▶ **WRITTEN TASK**
Give only one thing: the number of lines that include the word "this".

▶ **TASK INPUT**
++++++++++++++++++++

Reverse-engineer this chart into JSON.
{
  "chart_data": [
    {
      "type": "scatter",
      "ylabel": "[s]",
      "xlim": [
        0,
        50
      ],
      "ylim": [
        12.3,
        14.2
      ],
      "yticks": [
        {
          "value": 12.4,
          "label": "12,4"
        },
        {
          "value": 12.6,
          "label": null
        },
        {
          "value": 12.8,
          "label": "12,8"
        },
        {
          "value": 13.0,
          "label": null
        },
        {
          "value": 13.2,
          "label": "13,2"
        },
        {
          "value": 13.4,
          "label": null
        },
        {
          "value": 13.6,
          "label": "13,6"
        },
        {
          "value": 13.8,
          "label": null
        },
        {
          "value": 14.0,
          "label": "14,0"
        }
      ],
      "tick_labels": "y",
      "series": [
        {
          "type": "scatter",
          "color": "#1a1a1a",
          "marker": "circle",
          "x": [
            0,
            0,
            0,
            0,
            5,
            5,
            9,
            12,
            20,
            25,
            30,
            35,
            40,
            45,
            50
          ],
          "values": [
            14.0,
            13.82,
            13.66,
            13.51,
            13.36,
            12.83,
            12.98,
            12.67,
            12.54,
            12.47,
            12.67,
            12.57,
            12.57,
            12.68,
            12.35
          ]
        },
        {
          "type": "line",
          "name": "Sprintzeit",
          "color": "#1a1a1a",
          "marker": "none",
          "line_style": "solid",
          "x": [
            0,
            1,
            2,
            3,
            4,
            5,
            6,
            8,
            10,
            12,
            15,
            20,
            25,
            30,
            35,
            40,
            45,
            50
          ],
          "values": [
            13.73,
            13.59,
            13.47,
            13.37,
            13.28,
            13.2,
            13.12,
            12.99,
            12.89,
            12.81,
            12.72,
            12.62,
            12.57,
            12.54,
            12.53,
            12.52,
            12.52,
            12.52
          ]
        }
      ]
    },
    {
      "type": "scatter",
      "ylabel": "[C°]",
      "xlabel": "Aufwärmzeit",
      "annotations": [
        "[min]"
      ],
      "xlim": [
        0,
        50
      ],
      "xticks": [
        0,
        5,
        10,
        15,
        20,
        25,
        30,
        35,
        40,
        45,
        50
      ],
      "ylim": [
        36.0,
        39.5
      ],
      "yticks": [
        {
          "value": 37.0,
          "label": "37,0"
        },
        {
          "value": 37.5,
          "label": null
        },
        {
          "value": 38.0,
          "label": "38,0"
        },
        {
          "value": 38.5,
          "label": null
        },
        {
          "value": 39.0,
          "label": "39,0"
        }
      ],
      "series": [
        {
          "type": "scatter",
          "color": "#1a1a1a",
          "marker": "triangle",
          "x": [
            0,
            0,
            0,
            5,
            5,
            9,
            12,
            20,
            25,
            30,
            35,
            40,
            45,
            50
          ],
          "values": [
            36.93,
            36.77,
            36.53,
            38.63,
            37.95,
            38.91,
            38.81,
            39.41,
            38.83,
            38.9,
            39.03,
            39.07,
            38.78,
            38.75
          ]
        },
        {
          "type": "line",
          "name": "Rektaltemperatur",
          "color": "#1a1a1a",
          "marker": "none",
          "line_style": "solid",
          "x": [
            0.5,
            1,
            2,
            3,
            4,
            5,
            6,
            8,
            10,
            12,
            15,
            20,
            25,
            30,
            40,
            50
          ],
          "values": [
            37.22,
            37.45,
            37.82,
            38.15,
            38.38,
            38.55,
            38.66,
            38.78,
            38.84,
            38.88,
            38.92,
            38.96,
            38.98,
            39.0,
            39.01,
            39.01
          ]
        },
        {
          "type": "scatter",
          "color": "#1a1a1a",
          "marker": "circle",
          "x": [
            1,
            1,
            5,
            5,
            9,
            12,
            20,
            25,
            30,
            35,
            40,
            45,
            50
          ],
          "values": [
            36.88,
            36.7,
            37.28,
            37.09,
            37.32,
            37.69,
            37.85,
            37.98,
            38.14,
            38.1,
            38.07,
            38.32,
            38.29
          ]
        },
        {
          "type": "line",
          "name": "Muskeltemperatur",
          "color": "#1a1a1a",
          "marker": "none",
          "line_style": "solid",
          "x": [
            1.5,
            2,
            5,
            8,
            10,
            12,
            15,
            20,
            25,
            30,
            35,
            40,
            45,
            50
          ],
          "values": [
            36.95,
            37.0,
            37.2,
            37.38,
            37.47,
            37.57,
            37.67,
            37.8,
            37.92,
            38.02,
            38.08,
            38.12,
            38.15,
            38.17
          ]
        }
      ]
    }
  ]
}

++++++++++++++++++++

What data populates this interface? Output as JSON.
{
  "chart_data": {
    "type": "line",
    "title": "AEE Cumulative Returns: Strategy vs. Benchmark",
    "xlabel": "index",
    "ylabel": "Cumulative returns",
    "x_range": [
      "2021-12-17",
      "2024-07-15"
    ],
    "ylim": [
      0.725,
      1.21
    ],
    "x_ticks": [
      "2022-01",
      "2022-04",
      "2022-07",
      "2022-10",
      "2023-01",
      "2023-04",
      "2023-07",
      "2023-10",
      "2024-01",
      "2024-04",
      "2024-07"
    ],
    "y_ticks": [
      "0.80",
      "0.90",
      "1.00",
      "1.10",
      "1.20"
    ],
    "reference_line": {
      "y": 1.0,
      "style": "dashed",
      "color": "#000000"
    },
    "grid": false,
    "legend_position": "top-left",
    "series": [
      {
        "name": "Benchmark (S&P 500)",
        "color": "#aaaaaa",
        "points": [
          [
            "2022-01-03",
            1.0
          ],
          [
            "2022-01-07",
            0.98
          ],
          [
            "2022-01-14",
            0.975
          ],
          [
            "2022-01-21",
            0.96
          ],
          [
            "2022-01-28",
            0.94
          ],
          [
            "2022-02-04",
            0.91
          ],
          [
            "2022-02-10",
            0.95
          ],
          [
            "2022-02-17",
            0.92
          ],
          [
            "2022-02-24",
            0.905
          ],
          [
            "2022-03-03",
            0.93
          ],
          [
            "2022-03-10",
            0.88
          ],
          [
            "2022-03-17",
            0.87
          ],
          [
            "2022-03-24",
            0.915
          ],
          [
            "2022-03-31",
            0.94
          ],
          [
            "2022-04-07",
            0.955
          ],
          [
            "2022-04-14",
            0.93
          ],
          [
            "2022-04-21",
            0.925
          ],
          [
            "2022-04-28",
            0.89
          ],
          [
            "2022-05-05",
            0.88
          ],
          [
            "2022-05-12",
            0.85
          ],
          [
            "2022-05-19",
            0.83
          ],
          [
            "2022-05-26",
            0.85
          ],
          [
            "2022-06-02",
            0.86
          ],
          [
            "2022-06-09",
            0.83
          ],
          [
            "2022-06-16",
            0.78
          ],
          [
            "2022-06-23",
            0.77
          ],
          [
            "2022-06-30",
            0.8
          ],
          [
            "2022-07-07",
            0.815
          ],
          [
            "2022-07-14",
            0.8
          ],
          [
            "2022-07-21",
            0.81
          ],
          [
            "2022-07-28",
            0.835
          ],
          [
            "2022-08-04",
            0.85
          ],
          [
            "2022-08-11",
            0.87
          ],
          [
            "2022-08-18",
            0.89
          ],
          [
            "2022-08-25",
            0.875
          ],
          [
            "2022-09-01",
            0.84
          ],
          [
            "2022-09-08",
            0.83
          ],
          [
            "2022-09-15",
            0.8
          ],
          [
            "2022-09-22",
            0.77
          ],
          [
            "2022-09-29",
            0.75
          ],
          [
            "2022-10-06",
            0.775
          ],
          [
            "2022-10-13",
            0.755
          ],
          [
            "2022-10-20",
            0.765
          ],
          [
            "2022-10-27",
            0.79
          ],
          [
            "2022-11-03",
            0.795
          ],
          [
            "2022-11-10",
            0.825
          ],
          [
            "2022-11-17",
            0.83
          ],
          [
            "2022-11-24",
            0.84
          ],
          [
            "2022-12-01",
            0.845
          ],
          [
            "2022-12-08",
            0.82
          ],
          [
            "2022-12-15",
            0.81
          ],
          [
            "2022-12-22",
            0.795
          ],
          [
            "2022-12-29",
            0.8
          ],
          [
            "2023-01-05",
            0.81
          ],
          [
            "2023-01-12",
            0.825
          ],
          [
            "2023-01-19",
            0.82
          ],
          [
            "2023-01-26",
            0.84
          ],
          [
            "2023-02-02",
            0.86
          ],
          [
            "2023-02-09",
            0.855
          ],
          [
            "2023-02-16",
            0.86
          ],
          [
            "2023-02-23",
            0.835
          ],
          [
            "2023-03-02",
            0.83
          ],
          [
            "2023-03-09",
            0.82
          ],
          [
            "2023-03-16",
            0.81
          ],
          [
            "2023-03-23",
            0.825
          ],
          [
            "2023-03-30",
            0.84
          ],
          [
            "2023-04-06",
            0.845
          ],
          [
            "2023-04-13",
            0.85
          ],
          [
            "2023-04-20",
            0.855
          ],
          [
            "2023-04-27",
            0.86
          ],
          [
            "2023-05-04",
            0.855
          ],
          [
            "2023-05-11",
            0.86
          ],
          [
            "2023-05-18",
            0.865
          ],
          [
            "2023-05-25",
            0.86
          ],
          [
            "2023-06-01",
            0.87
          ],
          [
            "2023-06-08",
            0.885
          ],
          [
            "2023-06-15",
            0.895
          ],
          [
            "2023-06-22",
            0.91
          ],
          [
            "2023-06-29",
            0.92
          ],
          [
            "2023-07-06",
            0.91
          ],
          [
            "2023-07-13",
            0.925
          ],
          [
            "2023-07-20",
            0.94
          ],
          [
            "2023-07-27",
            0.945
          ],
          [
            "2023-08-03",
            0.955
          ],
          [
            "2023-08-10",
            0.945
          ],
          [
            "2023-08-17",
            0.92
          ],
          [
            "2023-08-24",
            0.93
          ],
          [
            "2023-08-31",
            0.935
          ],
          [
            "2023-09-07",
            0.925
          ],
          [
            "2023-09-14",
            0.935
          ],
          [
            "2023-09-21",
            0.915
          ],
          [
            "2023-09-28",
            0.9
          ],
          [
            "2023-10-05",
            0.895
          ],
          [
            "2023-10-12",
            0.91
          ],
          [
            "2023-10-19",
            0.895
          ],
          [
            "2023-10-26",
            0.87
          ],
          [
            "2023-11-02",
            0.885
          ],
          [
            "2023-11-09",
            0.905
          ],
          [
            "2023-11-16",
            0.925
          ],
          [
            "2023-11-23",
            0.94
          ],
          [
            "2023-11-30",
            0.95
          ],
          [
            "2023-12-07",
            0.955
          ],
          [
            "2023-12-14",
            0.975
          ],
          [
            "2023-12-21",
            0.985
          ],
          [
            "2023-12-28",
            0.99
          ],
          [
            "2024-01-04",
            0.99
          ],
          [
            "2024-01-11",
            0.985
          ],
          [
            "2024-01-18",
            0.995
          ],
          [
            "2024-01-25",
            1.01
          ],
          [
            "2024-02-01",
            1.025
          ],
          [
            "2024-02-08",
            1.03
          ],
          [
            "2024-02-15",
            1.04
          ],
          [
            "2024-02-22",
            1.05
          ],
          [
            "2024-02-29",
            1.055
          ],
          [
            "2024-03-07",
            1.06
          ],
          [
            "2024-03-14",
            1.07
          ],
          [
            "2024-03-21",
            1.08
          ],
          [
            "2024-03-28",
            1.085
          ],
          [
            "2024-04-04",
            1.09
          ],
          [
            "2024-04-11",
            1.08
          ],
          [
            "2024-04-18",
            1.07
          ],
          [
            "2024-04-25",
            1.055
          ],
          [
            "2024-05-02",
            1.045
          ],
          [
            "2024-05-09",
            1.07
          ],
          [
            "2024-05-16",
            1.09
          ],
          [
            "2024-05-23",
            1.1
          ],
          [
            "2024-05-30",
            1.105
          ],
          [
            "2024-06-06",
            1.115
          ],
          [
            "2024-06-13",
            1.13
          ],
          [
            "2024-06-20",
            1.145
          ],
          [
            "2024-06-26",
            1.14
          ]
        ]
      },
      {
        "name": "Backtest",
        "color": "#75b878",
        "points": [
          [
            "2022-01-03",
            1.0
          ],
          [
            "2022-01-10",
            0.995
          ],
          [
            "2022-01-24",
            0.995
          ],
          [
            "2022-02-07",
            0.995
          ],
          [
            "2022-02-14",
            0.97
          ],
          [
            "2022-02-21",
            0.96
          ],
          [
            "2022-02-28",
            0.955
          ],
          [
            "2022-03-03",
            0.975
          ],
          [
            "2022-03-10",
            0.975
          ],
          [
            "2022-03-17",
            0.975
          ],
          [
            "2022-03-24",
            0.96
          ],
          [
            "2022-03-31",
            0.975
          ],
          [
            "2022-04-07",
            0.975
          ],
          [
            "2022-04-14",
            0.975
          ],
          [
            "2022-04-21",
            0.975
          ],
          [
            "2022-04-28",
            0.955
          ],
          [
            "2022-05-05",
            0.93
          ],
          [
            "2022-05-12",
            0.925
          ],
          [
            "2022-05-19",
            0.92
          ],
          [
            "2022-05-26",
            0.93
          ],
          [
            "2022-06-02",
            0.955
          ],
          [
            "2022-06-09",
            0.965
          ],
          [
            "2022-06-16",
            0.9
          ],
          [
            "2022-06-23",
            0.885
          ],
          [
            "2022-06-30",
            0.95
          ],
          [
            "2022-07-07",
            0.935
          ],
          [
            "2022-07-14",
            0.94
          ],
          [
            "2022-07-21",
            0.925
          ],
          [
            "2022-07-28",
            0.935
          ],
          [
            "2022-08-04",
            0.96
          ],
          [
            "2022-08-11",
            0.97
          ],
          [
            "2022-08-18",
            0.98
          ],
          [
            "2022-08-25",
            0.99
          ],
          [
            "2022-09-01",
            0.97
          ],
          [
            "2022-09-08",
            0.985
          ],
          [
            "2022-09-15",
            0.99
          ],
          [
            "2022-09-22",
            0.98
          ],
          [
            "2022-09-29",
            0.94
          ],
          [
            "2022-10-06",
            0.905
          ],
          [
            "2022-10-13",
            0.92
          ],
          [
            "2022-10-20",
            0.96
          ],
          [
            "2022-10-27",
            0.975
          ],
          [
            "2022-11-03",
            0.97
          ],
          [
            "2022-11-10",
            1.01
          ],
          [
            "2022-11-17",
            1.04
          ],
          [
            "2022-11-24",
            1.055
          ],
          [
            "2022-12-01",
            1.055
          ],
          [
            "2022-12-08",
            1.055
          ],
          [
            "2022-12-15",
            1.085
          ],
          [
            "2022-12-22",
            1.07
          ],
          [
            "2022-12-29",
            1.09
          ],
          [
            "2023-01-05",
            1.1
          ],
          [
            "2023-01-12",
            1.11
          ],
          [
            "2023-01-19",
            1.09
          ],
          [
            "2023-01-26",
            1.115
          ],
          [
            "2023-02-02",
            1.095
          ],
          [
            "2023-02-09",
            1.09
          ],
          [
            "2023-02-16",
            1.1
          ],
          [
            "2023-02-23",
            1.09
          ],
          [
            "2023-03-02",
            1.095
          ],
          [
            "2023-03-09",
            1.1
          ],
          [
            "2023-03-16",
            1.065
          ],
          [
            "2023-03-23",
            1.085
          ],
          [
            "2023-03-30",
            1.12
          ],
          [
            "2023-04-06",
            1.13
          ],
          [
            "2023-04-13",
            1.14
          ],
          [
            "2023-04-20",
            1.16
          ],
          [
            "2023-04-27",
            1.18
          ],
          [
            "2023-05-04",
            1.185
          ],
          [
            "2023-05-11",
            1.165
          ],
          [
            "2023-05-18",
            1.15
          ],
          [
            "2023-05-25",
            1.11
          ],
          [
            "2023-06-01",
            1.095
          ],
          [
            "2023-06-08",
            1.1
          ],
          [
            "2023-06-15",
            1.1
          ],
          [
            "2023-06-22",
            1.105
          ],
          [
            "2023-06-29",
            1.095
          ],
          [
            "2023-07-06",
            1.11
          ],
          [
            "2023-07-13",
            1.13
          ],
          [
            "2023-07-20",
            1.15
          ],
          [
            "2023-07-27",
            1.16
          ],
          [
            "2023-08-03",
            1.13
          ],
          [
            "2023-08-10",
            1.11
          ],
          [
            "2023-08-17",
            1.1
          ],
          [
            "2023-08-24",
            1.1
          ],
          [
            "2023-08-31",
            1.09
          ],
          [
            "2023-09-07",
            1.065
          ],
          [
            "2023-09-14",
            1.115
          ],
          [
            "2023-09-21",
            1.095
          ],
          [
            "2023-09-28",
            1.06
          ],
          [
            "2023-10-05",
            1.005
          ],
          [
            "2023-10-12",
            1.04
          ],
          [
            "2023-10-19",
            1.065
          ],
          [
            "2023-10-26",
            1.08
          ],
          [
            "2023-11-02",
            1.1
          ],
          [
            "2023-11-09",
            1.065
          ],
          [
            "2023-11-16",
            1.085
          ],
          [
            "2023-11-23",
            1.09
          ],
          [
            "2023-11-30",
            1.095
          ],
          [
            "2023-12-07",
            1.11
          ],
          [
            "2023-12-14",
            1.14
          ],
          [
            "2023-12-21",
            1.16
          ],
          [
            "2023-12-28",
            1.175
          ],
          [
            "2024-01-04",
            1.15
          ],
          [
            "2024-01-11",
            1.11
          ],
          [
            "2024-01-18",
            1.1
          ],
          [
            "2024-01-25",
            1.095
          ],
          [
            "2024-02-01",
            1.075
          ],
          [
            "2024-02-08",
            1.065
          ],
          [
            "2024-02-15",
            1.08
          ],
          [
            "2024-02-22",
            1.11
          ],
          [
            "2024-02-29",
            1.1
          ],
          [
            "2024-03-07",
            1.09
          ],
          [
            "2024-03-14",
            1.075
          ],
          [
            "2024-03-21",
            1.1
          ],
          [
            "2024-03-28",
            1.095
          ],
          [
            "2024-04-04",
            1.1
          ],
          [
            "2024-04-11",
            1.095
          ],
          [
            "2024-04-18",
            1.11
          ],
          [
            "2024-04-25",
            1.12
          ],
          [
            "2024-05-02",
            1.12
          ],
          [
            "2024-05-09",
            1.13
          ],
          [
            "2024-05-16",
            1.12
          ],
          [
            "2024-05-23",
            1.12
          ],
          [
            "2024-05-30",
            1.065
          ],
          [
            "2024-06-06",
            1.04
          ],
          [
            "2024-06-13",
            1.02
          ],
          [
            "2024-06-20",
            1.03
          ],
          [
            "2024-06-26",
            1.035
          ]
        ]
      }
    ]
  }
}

++++++++++++++++++++

▶ **WRITTEN ANSWER**
2